** SET EXERCISE **
Write the listing out again, all of it, word for word.

** EXTRACTED ENTRIES **
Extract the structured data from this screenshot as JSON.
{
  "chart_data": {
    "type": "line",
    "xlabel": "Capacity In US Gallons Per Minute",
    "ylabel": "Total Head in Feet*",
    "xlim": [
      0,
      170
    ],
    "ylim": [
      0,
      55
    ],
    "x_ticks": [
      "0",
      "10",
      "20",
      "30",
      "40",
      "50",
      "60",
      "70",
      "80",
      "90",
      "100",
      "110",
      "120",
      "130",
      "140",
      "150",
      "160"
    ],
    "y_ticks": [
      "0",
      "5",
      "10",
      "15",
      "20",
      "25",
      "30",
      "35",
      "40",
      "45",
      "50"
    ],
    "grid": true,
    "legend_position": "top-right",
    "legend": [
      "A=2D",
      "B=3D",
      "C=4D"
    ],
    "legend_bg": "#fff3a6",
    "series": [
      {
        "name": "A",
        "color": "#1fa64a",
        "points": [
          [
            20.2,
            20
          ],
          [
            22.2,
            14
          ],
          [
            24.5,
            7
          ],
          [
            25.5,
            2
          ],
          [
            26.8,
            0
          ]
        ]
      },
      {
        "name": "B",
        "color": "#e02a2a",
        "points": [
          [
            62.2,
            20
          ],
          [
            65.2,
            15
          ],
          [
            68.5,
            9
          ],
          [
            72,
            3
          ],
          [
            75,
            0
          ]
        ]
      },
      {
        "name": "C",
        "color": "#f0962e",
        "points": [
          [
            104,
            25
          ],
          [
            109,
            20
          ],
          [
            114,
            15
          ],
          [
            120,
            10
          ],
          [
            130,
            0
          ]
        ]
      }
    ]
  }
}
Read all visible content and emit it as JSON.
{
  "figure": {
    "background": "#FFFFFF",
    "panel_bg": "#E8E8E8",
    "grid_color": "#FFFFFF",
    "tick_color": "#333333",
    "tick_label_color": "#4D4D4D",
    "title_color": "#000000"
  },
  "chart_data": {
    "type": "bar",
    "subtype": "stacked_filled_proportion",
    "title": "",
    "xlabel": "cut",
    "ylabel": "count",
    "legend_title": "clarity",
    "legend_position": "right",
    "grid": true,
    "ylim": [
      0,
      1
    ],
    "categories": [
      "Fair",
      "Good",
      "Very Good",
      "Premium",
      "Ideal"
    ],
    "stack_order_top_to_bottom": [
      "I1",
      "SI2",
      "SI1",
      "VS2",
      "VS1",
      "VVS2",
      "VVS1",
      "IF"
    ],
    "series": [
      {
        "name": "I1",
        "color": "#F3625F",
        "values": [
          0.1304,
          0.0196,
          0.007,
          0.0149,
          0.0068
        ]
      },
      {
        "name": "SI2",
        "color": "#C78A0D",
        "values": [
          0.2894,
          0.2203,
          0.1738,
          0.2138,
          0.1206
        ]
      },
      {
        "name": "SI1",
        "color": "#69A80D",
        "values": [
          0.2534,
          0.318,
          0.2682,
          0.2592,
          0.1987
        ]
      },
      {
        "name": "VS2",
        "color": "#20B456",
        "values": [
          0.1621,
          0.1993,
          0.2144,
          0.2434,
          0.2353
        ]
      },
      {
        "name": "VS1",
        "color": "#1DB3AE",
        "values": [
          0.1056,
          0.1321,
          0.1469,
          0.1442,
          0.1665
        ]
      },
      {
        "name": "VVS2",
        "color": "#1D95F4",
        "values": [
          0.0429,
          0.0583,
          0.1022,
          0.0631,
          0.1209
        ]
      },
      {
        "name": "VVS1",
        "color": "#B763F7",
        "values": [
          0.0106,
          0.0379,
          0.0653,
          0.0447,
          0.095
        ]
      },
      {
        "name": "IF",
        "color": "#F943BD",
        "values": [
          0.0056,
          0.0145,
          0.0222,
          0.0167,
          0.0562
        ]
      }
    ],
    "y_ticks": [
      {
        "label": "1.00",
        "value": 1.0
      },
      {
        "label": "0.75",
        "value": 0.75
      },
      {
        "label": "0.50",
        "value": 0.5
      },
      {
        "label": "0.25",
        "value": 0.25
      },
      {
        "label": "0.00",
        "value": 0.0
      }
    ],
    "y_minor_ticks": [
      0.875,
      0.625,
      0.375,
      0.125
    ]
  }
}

** RESULT OF THIS EXERCISE **
Extract the structured data from this screenshot as JSON.
{
  "chart_data": {
    "type": "line",
    "xlabel": "Capacity In US Gallons Per Minute",
    "ylabel": "Total Head in Feet*",
    "xlim": [
      0,
      170
    ],
    "ylim": [
      0,
      55
    ],
    "x_ticks": [
      "0",
      "10",
      "20",
      "30",
      "40",
      "50",
      "60",
      "70",
      "80",
      "90",
      "100",
      "110",
      "120",
      "130",
      "140",
      "150",
      "160"
    ],
    "y_ticks": [
      "0",
      "5",
      "10",
      "15",
      "20",
      "25",
      "30",
      "35",
      "40",
      "45",
      "50"
    ],
    "grid": true,
    "legend_position": "top-right",
    "legend": [
      "A=2D",
      "B=3D",
      "C=4D"
    ],
    "legend_bg": "#fff3a6",
    "series": [
      {
        "name": "A",
        "color": "#1fa64a",
        "points": [
          [
            20.2,
            20
          ],
          [
            22.2,
            14
          ],
          [
            24.5,
            7
          ],
          [
            25.5,
            2
          ],
          [
            26.8,
            0
          ]
        ]
      },
      {
        "name": "B",
        "color": "#e02a2a",
        "points": [
          [
            62.2,
            20
          ],
          [
            65.2,
            15
          ],
          [
            68.5,
            9
          ],
          [
            72,
            3
          ],
          [
            75,
            0
          ]
        ]
      },
      {
        "name": "C",
        "color": "#f0962e",
        "points": [
          [
            104,
            25
          ],
          [
            109,
            20
          ],
          [
            114,
            15
          ],
          [
            120,
            10
          ],
          [
            130,
            0
          ]
        ]
      }
    ]
  }
}
Read all visible content and emit it as JSON.
{
  "figure": {
    "background": "#FFFFFF",
    "panel_bg": "#E8E8E8",
    "grid_color": "#FFFFFF",
    "tick_color": "#333333",
    "tick_label_color": "#4D4D4D",
    "title_color": "#000000"
  },
  "chart_data": {
    "type": "bar",
    "subtype": "stacked_filled_proportion",
    "title": "",
    "xlabel": "cut",
    "ylabel": "count",
    "legend_title": "clarity",
    "legend_position": "right",
    "grid": true,
    "ylim": [
      0,
      1
    ],
    "categories": [
      "Fair",
      "Good",
      "Very Good",
      "Premium",
      "Ideal"
    ],
    "stack_order_top_to_bottom": [
      "I1",
      "SI2",
      "SI1",
      "VS2",
      "VS1",
      "VVS2",
      "VVS1",
      "IF"
    ],
    "series": [
      {
        "name": "I1",
        "color": "#F3625F",
        "values": [
          0.1304,
          0.0196,
          0.007,
          0.0149,
          0.0068
        ]
      },
      {
        "name": "SI2",
        "color": "#C78A0D",
        "values": [
          0.2894,
          0.2203,
          0.1738,
          0.2138,
          0.1206
        ]
      },
      {
        "name": "SI1",
        "color": "#69A80D",
        "values": [
          0.2534,
          0.318,
          0.2682,
          0.2592,
          0.1987
        ]
      },
      {
        "name": "VS2",
        "color": "#20B456",
        "values": [
          0.1621,
          0.1993,
          0.2144,
          0.2434,
          0.2353
        ]
      },
      {
        "name": "VS1",
        "color": "#1DB3AE",
        "values": [
          0.1056,
          0.1321,
          0.1469,
          0.1442,
          0.1665
        ]
      },
      {
        "name": "VVS2",
        "color": "#1D95F4",
        "values": [
          0.0429,
          0.0583,
          0.1022,
          0.0631,
          0.1209
        ]
      },
      {
        "name": "VVS1",
        "color": "#B763F7",
        "values": [
          0.0106,
          0.0379,
          0.0653,
          0.0447,
          0.095
        ]
      },
      {
        "name": "IF",
        "color": "#F943BD",
        "values": [
          0.0056,
          0.0145,
          0.0222,
          0.0167,
          0.0562
        ]
      }
    ],
    "y_ticks": [
      {
        "label": "1.00",
        "value": 1.0
      },
      {
        "label": "0.75",
        "value": 0.75
      },
      {
        "label": "0.50",
        "value": 0.5
      },
      {
        "label": "0.25",
        "value": 0.25
      },
      {
        "label": "0.00",
        "value": 0.0
      }
    ],
    "y_minor_ticks": [
      0.875,
      0.625,
      0.375,
      0.125
    ]
  }
}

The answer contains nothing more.